--- start of Provided entries ---
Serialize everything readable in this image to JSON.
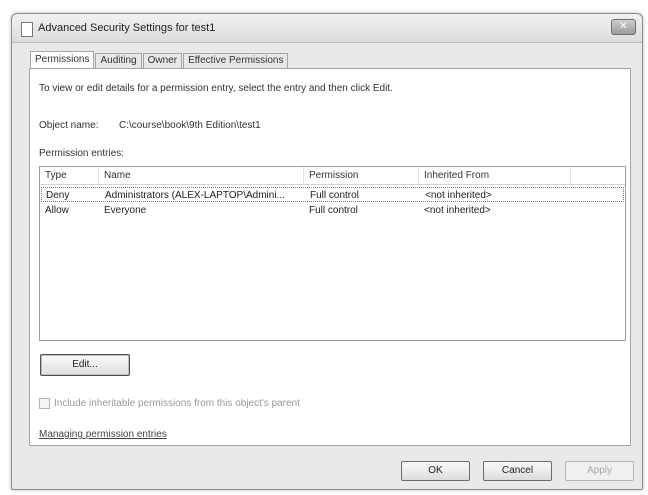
{
  "window": {
    "title": "Advanced Security Settings for test1",
    "close_glyph": "✕"
  },
  "tabs": [
    {
      "label": "Permissions",
      "active": true
    },
    {
      "label": "Auditing",
      "active": false
    },
    {
      "label": "Owner",
      "active": false
    },
    {
      "label": "Effective Permissions",
      "active": false
    }
  ],
  "panel": {
    "instructions": "To view or edit details for a permission entry, select the entry and then click Edit.",
    "object_name_label": "Object name:",
    "object_name_value": "C:\\course\\book\\9th Edition\\test1",
    "entries_label": "Permission entries:"
  },
  "permissions_table": {
    "columns": [
      "Type",
      "Name",
      "Permission",
      "Inherited From"
    ],
    "rows": [
      {
        "type": "Deny",
        "name": "Administrators (ALEX-LAPTOP\\Admini...",
        "permission": "Full control",
        "inherited_from": "<not inherited>",
        "selected": true
      },
      {
        "type": "Allow",
        "name": "Everyone",
        "permission": "Full control",
        "inherited_from": "<not inherited>",
        "selected": false
      }
    ]
  },
  "edit_button": "Edit...",
  "include_inheritable": {
    "label": "Include inheritable permissions from this object's parent",
    "checked": false,
    "enabled": false
  },
  "manage_link": "Managing permission entries",
  "footer_buttons": {
    "ok": "OK",
    "cancel": "Cancel",
    "apply": "Apply"
  },
  "icons": {
    "title_icon": "document-icon",
    "close_icon": "close-icon",
    "checkbox_icon": "checkbox-icon"
  }
}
--- end of Provided entries ---
◆ **Written exercise**
Without including any pictures, output all the entries above exactly.

◆ **Worked solution**
Serialize everything readable in this image to JSON.
{
  "window": {
    "title": "Advanced Security Settings for test1",
    "close_glyph": "✕"
  },
  "tabs": [
    {
      "label": "Permissions",
      "active": true
    },
    {
      "label": "Auditing",
      "active": false
    },
    {
      "label": "Owner",
      "active": false
    },
    {
      "label": "Effective Permissions",
      "active": false
    }
  ],
  "panel": {
    "instructions": "To view or edit details for a permission entry, select the entry and then click Edit.",
    "object_name_label": "Object name:",
    "object_name_value": "C:\\course\\book\\9th Edition\\test1",
    "entries_label": "Permission entries:"
  },
  "permissions_table": {
    "columns": [
      "Type",
      "Name",
      "Permission",
      "Inherited From"
    ],
    "rows": [
      {
        "type": "Deny",
        "name": "Administrators (ALEX-LAPTOP\\Admini...",
        "permission": "Full control",
        "inherited_from": "<not inherited>",
        "selected": true
      },
      {
        "type": "Allow",
        "name": "Everyone",
        "permission": "Full control",
        "inherited_from": "<not inherited>",
        "selected": false
      }
    ]
  },
  "edit_button": "Edit...",
  "include_inheritable": {
    "label": "Include inheritable permissions from this object's parent",
    "checked": false,
    "enabled": false
  },
  "manage_link": "Managing permission entries",
  "footer_buttons": {
    "ok": "OK",
    "cancel": "Cancel",
    "apply": "Apply"
  },
  "icons": {
    "title_icon": "document-icon",
    "close_icon": "close-icon",
    "checkbox_icon": "checkbox-icon"
  }
}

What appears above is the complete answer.